Copy the lines that follow, keeping every character the same.

------ Provided data

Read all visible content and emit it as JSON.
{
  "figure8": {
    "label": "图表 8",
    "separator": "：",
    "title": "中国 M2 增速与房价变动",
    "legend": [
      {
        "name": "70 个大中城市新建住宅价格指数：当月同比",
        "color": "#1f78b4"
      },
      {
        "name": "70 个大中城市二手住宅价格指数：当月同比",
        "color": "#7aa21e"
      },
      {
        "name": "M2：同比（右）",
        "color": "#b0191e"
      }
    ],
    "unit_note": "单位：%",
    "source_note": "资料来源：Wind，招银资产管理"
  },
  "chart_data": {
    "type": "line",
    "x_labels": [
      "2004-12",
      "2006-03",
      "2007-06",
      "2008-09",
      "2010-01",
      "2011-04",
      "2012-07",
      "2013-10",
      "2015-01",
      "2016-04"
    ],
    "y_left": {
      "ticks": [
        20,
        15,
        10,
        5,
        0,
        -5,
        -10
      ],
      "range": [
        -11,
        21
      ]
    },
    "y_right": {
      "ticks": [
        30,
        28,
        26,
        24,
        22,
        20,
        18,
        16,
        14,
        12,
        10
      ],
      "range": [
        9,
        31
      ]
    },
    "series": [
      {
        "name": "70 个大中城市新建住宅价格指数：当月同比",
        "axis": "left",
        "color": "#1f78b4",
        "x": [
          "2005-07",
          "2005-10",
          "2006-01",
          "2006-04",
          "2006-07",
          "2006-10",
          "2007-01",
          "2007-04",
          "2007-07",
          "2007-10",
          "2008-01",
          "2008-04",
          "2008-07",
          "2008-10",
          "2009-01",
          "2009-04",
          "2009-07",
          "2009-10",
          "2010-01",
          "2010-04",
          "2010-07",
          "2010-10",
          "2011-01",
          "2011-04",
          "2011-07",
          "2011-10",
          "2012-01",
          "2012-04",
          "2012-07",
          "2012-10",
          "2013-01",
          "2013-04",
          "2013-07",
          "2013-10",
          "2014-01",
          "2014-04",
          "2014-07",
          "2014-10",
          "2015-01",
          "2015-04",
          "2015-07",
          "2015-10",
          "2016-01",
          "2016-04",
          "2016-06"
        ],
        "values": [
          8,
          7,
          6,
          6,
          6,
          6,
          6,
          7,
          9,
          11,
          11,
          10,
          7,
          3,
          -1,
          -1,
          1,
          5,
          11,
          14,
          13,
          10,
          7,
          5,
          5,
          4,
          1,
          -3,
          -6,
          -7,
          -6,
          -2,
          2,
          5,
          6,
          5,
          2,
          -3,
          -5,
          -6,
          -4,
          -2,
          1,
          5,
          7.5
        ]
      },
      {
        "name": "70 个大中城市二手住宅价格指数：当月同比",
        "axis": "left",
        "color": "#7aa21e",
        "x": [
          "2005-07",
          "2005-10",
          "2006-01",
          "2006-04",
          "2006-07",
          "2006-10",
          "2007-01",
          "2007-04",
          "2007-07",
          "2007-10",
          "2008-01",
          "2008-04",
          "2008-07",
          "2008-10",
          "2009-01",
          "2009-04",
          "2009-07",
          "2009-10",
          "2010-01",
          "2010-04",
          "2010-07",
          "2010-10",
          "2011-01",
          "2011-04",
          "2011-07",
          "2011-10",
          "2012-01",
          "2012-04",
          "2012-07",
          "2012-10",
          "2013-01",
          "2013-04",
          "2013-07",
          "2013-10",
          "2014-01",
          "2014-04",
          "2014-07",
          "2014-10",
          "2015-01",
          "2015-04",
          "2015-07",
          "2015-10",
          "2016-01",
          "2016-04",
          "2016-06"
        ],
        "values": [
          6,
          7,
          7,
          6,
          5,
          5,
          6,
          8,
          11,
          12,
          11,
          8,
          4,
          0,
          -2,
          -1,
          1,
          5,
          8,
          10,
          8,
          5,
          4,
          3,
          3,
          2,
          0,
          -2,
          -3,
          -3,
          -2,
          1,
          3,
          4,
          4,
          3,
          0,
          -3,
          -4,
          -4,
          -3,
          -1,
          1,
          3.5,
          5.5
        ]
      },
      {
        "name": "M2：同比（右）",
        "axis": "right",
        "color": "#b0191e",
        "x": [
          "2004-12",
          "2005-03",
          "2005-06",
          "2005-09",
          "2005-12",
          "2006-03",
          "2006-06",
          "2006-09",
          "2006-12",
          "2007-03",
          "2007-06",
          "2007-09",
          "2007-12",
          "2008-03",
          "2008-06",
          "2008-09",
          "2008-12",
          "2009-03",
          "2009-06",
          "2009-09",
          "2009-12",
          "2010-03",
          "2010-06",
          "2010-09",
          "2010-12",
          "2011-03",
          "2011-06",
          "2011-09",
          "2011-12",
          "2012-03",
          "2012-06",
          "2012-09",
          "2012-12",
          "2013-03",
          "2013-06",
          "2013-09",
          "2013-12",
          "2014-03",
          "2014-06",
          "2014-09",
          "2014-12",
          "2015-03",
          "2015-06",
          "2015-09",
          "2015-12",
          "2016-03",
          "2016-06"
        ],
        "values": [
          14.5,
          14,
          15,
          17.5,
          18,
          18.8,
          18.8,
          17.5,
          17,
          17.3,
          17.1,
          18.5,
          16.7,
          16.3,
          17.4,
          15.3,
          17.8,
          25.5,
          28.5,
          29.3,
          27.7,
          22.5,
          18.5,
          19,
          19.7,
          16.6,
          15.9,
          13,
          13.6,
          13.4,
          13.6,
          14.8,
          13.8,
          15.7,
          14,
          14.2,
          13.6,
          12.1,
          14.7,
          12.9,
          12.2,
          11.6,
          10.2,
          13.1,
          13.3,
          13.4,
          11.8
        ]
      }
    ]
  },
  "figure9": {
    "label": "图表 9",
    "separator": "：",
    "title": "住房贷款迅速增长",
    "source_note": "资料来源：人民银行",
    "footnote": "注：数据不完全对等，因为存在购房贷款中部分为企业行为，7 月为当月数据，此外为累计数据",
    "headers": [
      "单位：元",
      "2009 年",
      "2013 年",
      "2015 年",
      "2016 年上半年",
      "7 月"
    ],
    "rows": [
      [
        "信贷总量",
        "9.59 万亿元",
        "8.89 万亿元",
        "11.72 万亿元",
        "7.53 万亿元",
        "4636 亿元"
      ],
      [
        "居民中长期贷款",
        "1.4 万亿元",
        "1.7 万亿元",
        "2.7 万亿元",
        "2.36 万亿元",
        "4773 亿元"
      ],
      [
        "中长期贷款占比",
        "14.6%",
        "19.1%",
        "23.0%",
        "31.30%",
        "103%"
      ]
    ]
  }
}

------------

The output:
Read all visible content and emit it as JSON.
{
  "figure8": {
    "label": "图表 8",
    "separator": "：",
    "title": "中国 M2 增速与房价变动",
    "legend": [
      {
        "name": "70 个大中城市新建住宅价格指数：当月同比",
        "color": "#1f78b4"
      },
      {
        "name": "70 个大中城市二手住宅价格指数：当月同比",
        "color": "#7aa21e"
      },
      {
        "name": "M2：同比（右）",
        "color": "#b0191e"
      }
    ],
    "unit_note": "单位：%",
    "source_note": "资料来源：Wind，招银资产管理"
  },
  "chart_data": {
    "type": "line",
    "x_labels": [
      "2004-12",
      "2006-03",
      "2007-06",
      "2008-09",
      "2010-01",
      "2011-04",
      "2012-07",
      "2013-10",
      "2015-01",
      "2016-04"
    ],
    "y_left": {
      "ticks": [
        20,
        15,
        10,
        5,
        0,
        -5,
        -10
      ],
      "range": [
        -11,
        21
      ]
    },
    "y_right": {
      "ticks": [
        30,
        28,
        26,
        24,
        22,
        20,
        18,
        16,
        14,
        12,
        10
      ],
      "range": [
        9,
        31
      ]
    },
    "series": [
      {
        "name": "70 个大中城市新建住宅价格指数：当月同比",
        "axis": "left",
        "color": "#1f78b4",
        "x": [
          "2005-07",
          "2005-10",
          "2006-01",
          "2006-04",
          "2006-07",
          "2006-10",
          "2007-01",
          "2007-04",
          "2007-07",
          "2007-10",
          "2008-01",
          "2008-04",
          "2008-07",
          "2008-10",
          "2009-01",
          "2009-04",
          "2009-07",
          "2009-10",
          "2010-01",
          "2010-04",
          "2010-07",
          "2010-10",
          "2011-01",
          "2011-04",
          "2011-07",
          "2011-10",
          "2012-01",
          "2012-04",
          "2012-07",
          "2012-10",
          "2013-01",
          "2013-04",
          "2013-07",
          "2013-10",
          "2014-01",
          "2014-04",
          "2014-07",
          "2014-10",
          "2015-01",
          "2015-04",
          "2015-07",
          "2015-10",
          "2016-01",
          "2016-04",
          "2016-06"
        ],
        "values": [
          8,
          7,
          6,
          6,
          6,
          6,
          6,
          7,
          9,
          11,
          11,
          10,
          7,
          3,
          -1,
          -1,
          1,
          5,
          11,
          14,
          13,
          10,
          7,
          5,
          5,
          4,
          1,
          -3,
          -6,
          -7,
          -6,
          -2,
          2,
          5,
          6,
          5,
          2,
          -3,
          -5,
          -6,
          -4,
          -2,
          1,
          5,
          7.5
        ]
      },
      {
        "name": "70 个大中城市二手住宅价格指数：当月同比",
        "axis": "left",
        "color": "#7aa21e",
        "x": [
          "2005-07",
          "2005-10",
          "2006-01",
          "2006-04",
          "2006-07",
          "2006-10",
          "2007-01",
          "2007-04",
          "2007-07",
          "2007-10",
          "2008-01",
          "2008-04",
          "2008-07",
          "2008-10",
          "2009-01",
          "2009-04",
          "2009-07",
          "2009-10",
          "2010-01",
          "2010-04",
          "2010-07",
          "2010-10",
          "2011-01",
          "2011-04",
          "2011-07",
          "2011-10",
          "2012-01",
          "2012-04",
          "2012-07",
          "2012-10",
          "2013-01",
          "2013-04",
          "2013-07",
          "2013-10",
          "2014-01",
          "2014-04",
          "2014-07",
          "2014-10",
          "2015-01",
          "2015-04",
          "2015-07",
          "2015-10",
          "2016-01",
          "2016-04",
          "2016-06"
        ],
        "values": [
          6,
          7,
          7,
          6,
          5,
          5,
          6,
          8,
          11,
          12,
          11,
          8,
          4,
          0,
          -2,
          -1,
          1,
          5,
          8,
          10,
          8,
          5,
          4,
          3,
          3,
          2,
          0,
          -2,
          -3,
          -3,
          -2,
          1,
          3,
          4,
          4,
          3,
          0,
          -3,
          -4,
          -4,
          -3,
          -1,
          1,
          3.5,
          5.5
        ]
      },
      {
        "name": "M2：同比（右）",
        "axis": "right",
        "color": "#b0191e",
        "x": [
          "2004-12",
          "2005-03",
          "2005-06",
          "2005-09",
          "2005-12",
          "2006-03",
          "2006-06",
          "2006-09",
          "2006-12",
          "2007-03",
          "2007-06",
          "2007-09",
          "2007-12",
          "2008-03",
          "2008-06",
          "2008-09",
          "2008-12",
          "2009-03",
          "2009-06",
          "2009-09",
          "2009-12",
          "2010-03",
          "2010-06",
          "2010-09",
          "2010-12",
          "2011-03",
          "2011-06",
          "2011-09",
          "2011-12",
          "2012-03",
          "2012-06",
          "2012-09",
          "2012-12",
          "2013-03",
          "2013-06",
          "2013-09",
          "2013-12",
          "2014-03",
          "2014-06",
          "2014-09",
          "2014-12",
          "2015-03",
          "2015-06",
          "2015-09",
          "2015-12",
          "2016-03",
          "2016-06"
        ],
        "values": [
          14.5,
          14,
          15,
          17.5,
          18,
          18.8,
          18.8,
          17.5,
          17,
          17.3,
          17.1,
          18.5,
          16.7,
          16.3,
          17.4,
          15.3,
          17.8,
          25.5,
          28.5,
          29.3,
          27.7,
          22.5,
          18.5,
          19,
          19.7,
          16.6,
          15.9,
          13,
          13.6,
          13.4,
          13.6,
          14.8,
          13.8,
          15.7,
          14,
          14.2,
          13.6,
          12.1,
          14.7,
          12.9,
          12.2,
          11.6,
          10.2,
          13.1,
          13.3,
          13.4,
          11.8
        ]
      }
    ]
  },
  "figure9": {
    "label": "图表 9",
    "separator": "：",
    "title": "住房贷款迅速增长",
    "source_note": "资料来源：人民银行",
    "footnote": "注：数据不完全对等，因为存在购房贷款中部分为企业行为，7 月为当月数据，此外为累计数据",
    "headers": [
      "单位：元",
      "2009 年",
      "2013 年",
      "2015 年",
      "2016 年上半年",
      "7 月"
    ],
    "rows": [
      [
        "信贷总量",
        "9.59 万亿元",
        "8.89 万亿元",
        "11.72 万亿元",
        "7.53 万亿元",
        "4636 亿元"
      ],
      [
        "居民中长期贷款",
        "1.4 万亿元",
        "1.7 万亿元",
        "2.7 万亿元",
        "2.36 万亿元",
        "4773 亿元"
      ],
      [
        "中长期贷款占比",
        "14.6%",
        "19.1%",
        "23.0%",
        "31.30%",
        "103%"
      ]
    ]
  }
}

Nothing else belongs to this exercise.